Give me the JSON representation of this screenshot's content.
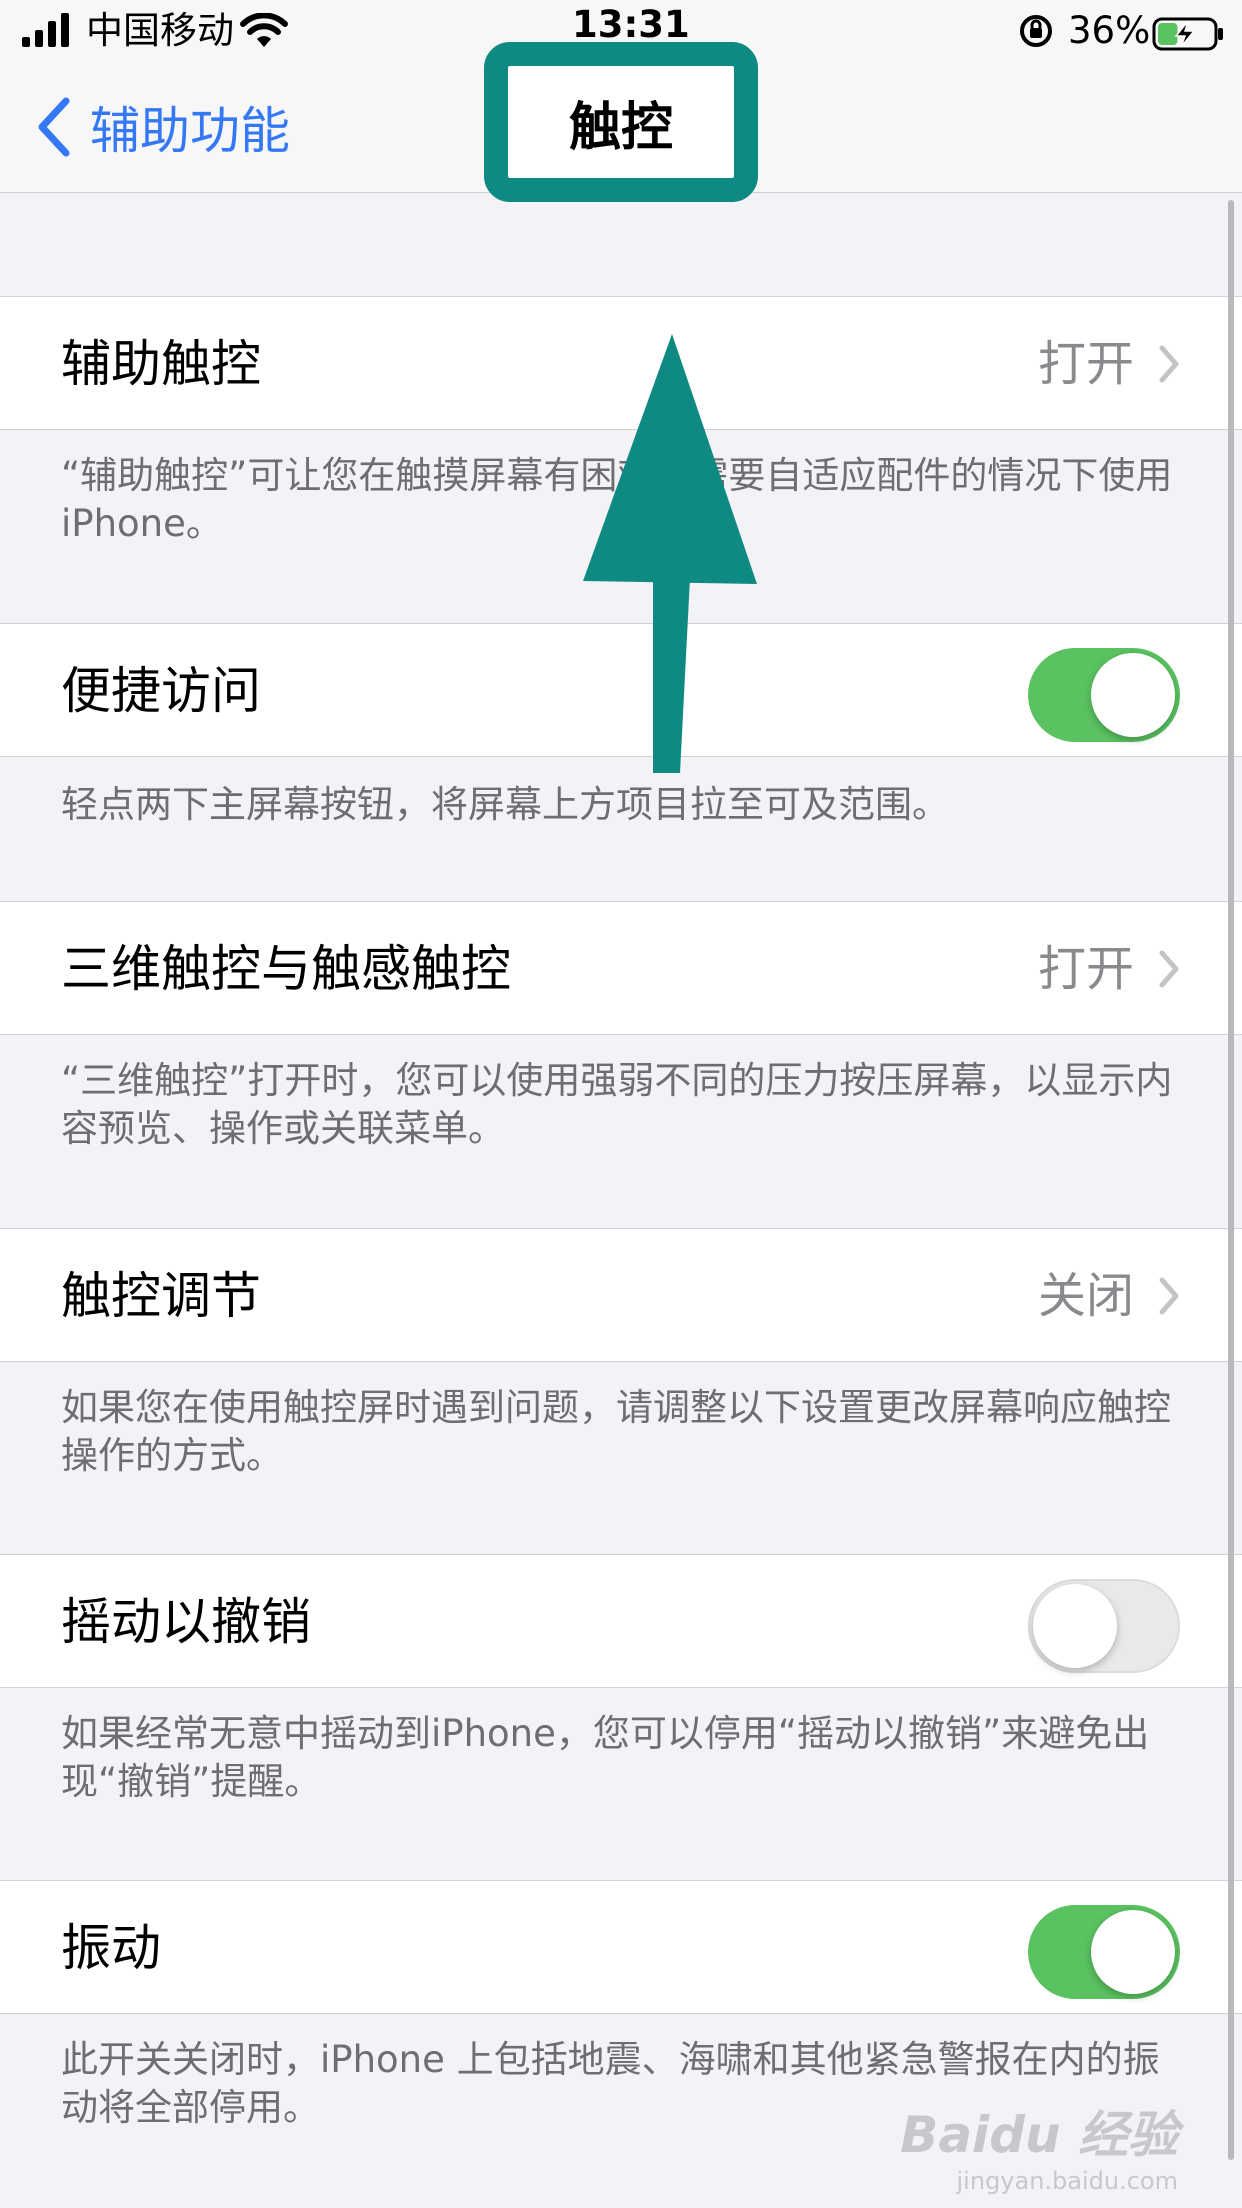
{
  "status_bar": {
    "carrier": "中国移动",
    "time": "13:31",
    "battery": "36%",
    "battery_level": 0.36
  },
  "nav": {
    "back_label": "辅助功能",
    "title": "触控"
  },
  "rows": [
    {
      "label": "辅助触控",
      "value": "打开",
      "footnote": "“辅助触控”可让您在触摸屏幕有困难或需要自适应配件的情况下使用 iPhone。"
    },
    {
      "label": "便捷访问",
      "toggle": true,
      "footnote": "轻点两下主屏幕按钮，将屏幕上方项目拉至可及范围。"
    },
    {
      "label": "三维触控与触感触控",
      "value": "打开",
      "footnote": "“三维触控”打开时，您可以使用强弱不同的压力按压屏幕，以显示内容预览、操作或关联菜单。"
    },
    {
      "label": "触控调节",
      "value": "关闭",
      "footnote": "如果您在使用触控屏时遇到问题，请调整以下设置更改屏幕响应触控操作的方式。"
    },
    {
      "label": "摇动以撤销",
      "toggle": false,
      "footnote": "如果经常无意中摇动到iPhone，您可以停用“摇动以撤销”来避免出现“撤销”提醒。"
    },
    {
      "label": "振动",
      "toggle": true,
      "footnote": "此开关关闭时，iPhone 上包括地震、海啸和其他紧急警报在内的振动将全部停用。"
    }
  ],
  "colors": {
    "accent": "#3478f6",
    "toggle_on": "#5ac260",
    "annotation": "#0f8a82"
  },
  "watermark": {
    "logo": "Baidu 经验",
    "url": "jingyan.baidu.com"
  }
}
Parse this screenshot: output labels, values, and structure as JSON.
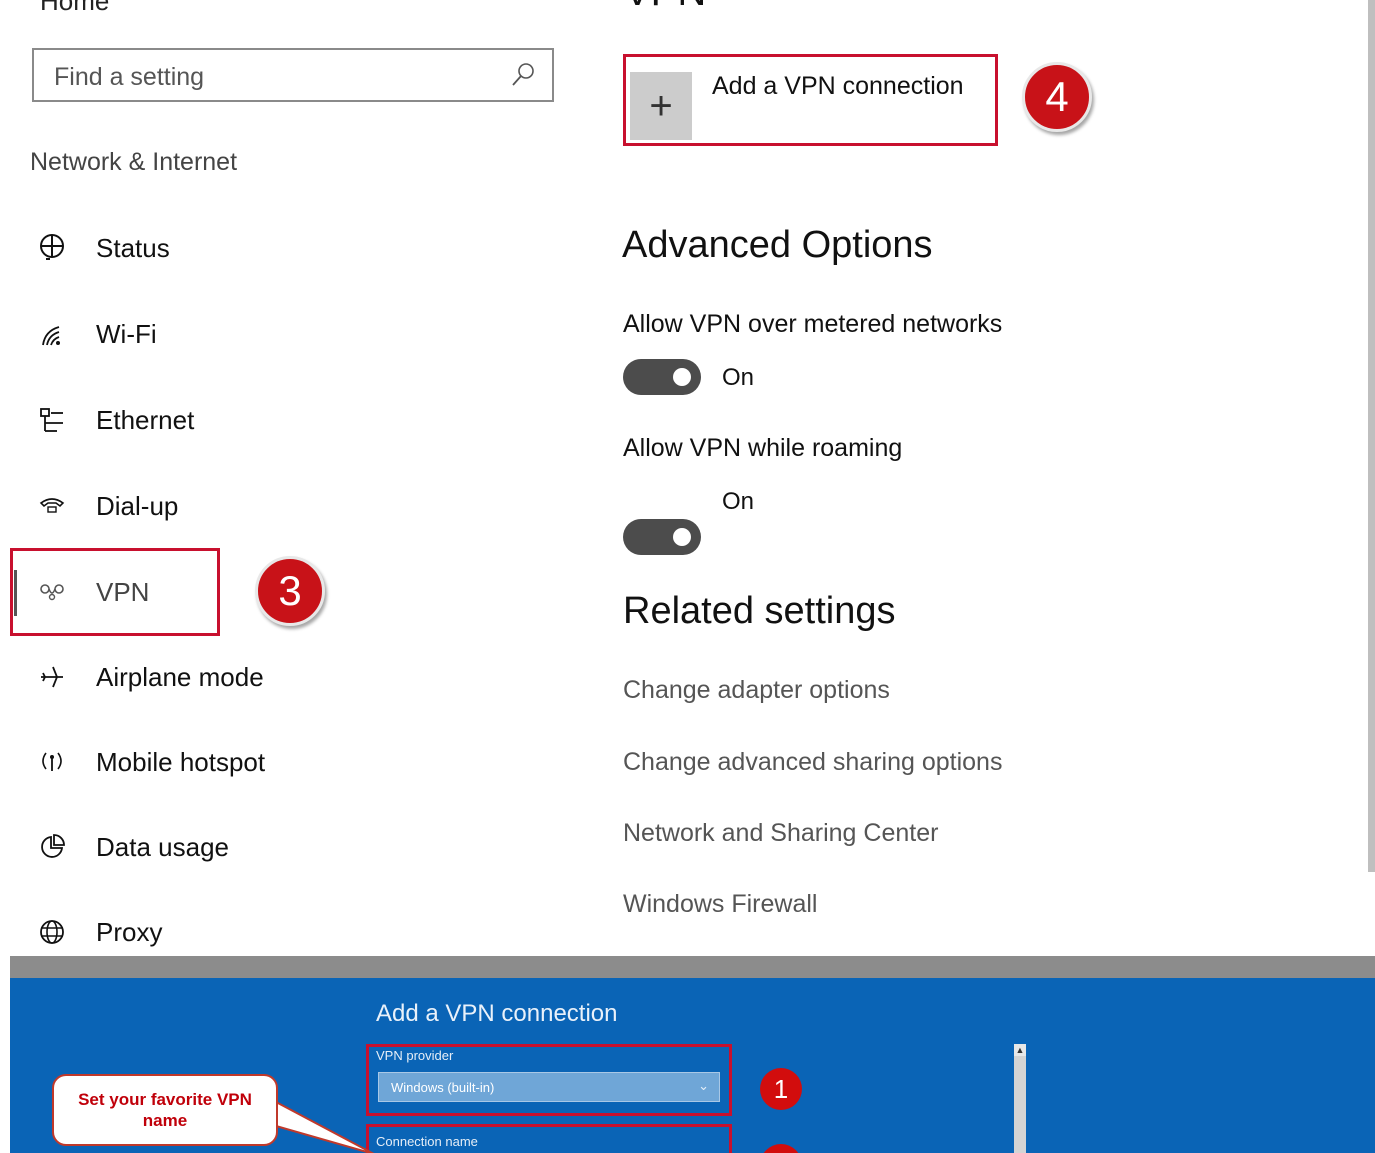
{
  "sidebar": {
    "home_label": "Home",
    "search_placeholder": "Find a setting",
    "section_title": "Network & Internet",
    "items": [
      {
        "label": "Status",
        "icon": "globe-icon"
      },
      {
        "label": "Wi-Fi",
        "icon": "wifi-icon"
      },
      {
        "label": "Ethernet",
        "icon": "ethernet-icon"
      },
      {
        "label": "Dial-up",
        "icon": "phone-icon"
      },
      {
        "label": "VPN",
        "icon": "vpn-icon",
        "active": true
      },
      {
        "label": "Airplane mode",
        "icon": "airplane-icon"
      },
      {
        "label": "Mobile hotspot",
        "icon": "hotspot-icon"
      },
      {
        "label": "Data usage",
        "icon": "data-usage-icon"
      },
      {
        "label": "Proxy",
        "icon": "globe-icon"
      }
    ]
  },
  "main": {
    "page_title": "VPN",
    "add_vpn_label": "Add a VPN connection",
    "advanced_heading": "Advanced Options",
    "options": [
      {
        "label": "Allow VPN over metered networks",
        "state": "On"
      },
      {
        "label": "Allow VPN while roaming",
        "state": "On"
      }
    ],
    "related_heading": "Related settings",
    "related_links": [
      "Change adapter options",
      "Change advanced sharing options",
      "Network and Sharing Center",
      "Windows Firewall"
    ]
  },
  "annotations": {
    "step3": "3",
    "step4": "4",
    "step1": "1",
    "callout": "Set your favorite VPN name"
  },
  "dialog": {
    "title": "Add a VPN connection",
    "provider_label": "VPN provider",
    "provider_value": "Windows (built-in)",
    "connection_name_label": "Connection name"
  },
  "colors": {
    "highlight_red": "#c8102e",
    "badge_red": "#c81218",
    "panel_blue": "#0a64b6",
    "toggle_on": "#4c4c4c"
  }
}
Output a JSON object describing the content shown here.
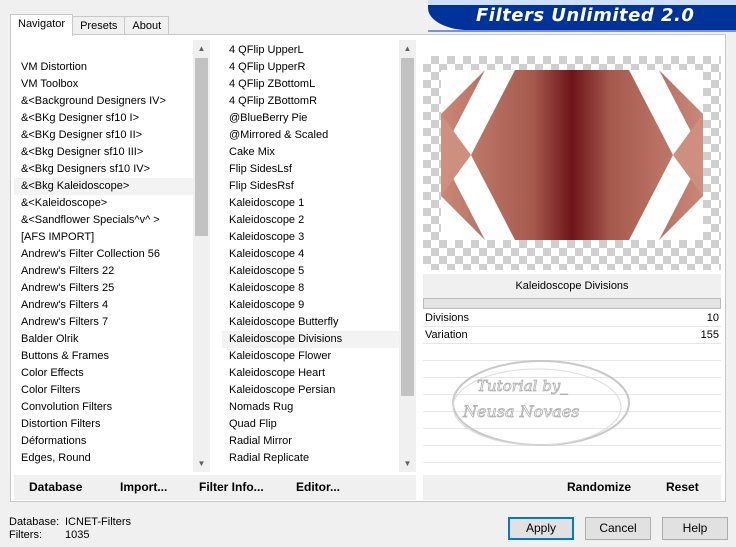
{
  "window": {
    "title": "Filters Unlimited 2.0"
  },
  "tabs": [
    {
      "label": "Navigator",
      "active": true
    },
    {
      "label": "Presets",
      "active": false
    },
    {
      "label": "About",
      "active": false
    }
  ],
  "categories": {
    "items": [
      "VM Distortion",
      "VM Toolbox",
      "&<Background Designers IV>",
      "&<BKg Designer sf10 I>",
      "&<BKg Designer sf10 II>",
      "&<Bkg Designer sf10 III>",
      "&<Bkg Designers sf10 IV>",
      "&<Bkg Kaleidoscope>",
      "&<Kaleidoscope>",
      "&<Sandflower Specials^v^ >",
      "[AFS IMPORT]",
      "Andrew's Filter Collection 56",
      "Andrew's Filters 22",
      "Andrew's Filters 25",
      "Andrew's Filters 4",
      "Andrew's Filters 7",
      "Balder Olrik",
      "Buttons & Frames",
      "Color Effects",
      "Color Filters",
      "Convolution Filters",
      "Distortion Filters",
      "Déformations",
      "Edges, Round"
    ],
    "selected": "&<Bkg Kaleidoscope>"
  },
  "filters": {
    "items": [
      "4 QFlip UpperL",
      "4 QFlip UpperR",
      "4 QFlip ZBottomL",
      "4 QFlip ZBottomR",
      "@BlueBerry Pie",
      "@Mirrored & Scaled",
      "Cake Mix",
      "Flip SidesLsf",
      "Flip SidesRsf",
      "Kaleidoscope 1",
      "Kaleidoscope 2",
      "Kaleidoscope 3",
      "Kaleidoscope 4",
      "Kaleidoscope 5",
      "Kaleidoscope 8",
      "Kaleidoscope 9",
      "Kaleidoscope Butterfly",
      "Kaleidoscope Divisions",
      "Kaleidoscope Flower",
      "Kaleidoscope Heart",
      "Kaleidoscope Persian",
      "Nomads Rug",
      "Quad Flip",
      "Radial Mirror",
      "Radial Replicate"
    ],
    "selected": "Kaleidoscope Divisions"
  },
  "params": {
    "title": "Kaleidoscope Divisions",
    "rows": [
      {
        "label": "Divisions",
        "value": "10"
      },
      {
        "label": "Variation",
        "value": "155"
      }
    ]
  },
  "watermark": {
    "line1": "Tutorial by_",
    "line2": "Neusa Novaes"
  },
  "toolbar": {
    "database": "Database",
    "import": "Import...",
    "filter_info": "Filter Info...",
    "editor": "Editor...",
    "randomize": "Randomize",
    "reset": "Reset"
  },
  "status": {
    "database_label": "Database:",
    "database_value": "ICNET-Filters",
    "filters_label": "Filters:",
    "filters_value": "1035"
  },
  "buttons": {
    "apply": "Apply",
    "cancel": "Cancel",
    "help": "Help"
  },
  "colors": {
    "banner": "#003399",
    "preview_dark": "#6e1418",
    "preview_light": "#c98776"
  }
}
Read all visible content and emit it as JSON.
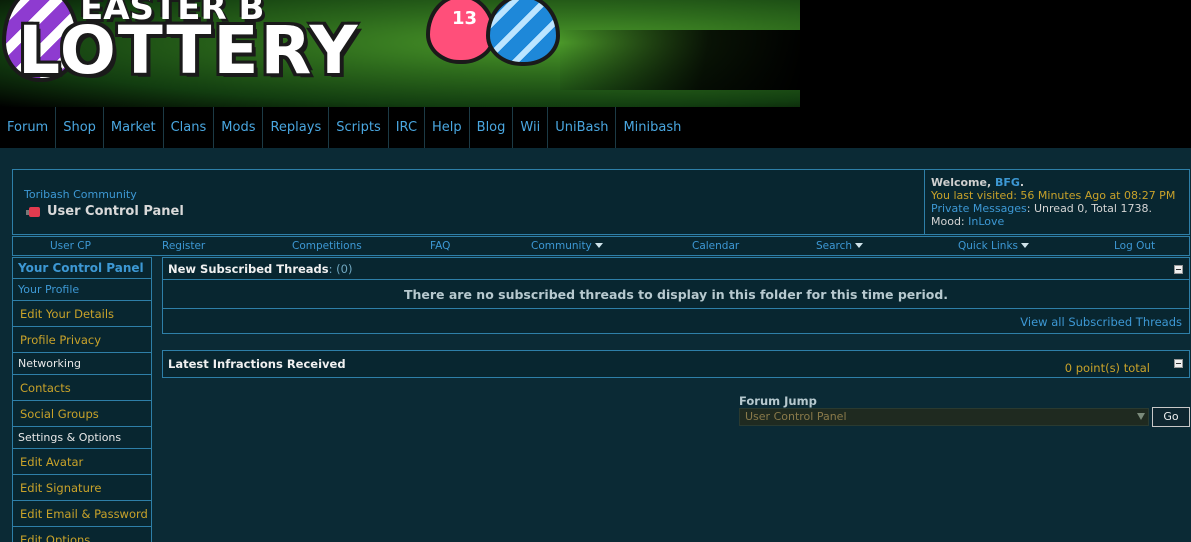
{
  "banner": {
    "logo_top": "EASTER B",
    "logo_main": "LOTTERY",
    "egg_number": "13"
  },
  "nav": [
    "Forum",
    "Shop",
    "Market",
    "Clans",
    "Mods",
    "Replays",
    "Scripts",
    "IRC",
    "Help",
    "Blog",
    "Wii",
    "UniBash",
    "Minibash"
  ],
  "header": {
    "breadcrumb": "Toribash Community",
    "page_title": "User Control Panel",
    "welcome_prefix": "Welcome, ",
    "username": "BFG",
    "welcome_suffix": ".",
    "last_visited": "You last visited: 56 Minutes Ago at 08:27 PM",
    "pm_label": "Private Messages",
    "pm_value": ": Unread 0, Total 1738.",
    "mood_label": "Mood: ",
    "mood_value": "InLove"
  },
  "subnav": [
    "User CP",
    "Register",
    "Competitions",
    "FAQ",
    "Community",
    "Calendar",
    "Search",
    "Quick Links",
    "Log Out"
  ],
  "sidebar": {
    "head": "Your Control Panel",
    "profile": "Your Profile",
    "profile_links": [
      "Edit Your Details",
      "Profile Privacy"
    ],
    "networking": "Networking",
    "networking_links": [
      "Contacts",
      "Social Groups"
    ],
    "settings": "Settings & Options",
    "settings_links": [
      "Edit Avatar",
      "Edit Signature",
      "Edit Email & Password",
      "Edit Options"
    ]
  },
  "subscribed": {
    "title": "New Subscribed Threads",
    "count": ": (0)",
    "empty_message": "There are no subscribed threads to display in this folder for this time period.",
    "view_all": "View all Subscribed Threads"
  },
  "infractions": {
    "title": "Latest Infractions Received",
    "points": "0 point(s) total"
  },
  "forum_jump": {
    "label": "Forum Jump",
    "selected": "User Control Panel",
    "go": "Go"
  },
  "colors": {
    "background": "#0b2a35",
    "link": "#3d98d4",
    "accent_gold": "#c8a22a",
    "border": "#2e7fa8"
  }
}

----

Requirement. From the entries above, pull out each line that includes "QFlip".

Finished task.
      "4 QFlip UpperL",
      "4 QFlip UpperR",
      "4 QFlip ZBottomL",
      "4 QFlip ZBottomR",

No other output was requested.